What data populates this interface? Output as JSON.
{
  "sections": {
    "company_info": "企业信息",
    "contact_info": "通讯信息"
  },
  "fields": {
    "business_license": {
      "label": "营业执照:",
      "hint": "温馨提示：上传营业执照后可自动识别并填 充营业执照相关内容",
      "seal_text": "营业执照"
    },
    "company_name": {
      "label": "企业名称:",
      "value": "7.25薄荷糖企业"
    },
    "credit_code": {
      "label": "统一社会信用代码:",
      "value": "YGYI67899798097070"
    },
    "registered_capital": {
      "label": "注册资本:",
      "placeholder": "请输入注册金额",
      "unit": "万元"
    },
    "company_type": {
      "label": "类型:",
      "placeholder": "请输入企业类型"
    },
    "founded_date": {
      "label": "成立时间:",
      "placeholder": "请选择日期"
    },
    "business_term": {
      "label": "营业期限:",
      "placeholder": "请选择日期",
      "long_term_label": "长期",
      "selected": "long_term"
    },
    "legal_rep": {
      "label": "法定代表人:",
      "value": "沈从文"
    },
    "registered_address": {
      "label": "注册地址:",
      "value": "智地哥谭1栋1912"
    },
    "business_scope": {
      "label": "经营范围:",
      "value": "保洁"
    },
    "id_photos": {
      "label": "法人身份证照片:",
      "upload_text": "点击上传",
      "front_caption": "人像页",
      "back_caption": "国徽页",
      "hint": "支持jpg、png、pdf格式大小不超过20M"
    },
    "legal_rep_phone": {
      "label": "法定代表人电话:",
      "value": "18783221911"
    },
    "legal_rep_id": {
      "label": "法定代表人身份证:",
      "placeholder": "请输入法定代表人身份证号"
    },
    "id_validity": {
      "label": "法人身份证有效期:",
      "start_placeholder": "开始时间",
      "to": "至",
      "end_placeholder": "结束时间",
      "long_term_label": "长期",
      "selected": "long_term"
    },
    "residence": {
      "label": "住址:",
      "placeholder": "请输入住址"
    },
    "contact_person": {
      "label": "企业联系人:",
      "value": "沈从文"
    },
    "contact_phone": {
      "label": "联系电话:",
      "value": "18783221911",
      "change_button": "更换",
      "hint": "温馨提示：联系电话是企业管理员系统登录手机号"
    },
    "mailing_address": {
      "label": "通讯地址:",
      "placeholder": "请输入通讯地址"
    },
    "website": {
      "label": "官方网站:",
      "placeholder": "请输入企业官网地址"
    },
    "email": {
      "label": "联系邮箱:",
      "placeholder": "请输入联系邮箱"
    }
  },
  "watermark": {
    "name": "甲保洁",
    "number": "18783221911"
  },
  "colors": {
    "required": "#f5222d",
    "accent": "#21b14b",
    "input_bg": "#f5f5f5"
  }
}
★ ★ ★ ★ ★
WHAT YOU HAVE TO DO.
Write out the data again, exactly and in full.

CORRECT ANSWER.
What data populates this interface? Output as JSON.
{
  "sections": {
    "company_info": "企业信息",
    "contact_info": "通讯信息"
  },
  "fields": {
    "business_license": {
      "label": "营业执照:",
      "hint": "温馨提示：上传营业执照后可自动识别并填 充营业执照相关内容",
      "seal_text": "营业执照"
    },
    "company_name": {
      "label": "企业名称:",
      "value": "7.25薄荷糖企业"
    },
    "credit_code": {
      "label": "统一社会信用代码:",
      "value": "YGYI67899798097070"
    },
    "registered_capital": {
      "label": "注册资本:",
      "placeholder": "请输入注册金额",
      "unit": "万元"
    },
    "company_type": {
      "label": "类型:",
      "placeholder": "请输入企业类型"
    },
    "founded_date": {
      "label": "成立时间:",
      "placeholder": "请选择日期"
    },
    "business_term": {
      "label": "营业期限:",
      "placeholder": "请选择日期",
      "long_term_label": "长期",
      "selected": "long_term"
    },
    "legal_rep": {
      "label": "法定代表人:",
      "value": "沈从文"
    },
    "registered_address": {
      "label": "注册地址:",
      "value": "智地哥谭1栋1912"
    },
    "business_scope": {
      "label": "经营范围:",
      "value": "保洁"
    },
    "id_photos": {
      "label": "法人身份证照片:",
      "upload_text": "点击上传",
      "front_caption": "人像页",
      "back_caption": "国徽页",
      "hint": "支持jpg、png、pdf格式大小不超过20M"
    },
    "legal_rep_phone": {
      "label": "法定代表人电话:",
      "value": "18783221911"
    },
    "legal_rep_id": {
      "label": "法定代表人身份证:",
      "placeholder": "请输入法定代表人身份证号"
    },
    "id_validity": {
      "label": "法人身份证有效期:",
      "start_placeholder": "开始时间",
      "to": "至",
      "end_placeholder": "结束时间",
      "long_term_label": "长期",
      "selected": "long_term"
    },
    "residence": {
      "label": "住址:",
      "placeholder": "请输入住址"
    },
    "contact_person": {
      "label": "企业联系人:",
      "value": "沈从文"
    },
    "contact_phone": {
      "label": "联系电话:",
      "value": "18783221911",
      "change_button": "更换",
      "hint": "温馨提示：联系电话是企业管理员系统登录手机号"
    },
    "mailing_address": {
      "label": "通讯地址:",
      "placeholder": "请输入通讯地址"
    },
    "website": {
      "label": "官方网站:",
      "placeholder": "请输入企业官网地址"
    },
    "email": {
      "label": "联系邮箱:",
      "placeholder": "请输入联系邮箱"
    }
  },
  "watermark": {
    "name": "甲保洁",
    "number": "18783221911"
  },
  "colors": {
    "required": "#f5222d",
    "accent": "#21b14b",
    "input_bg": "#f5f5f5"
  }
}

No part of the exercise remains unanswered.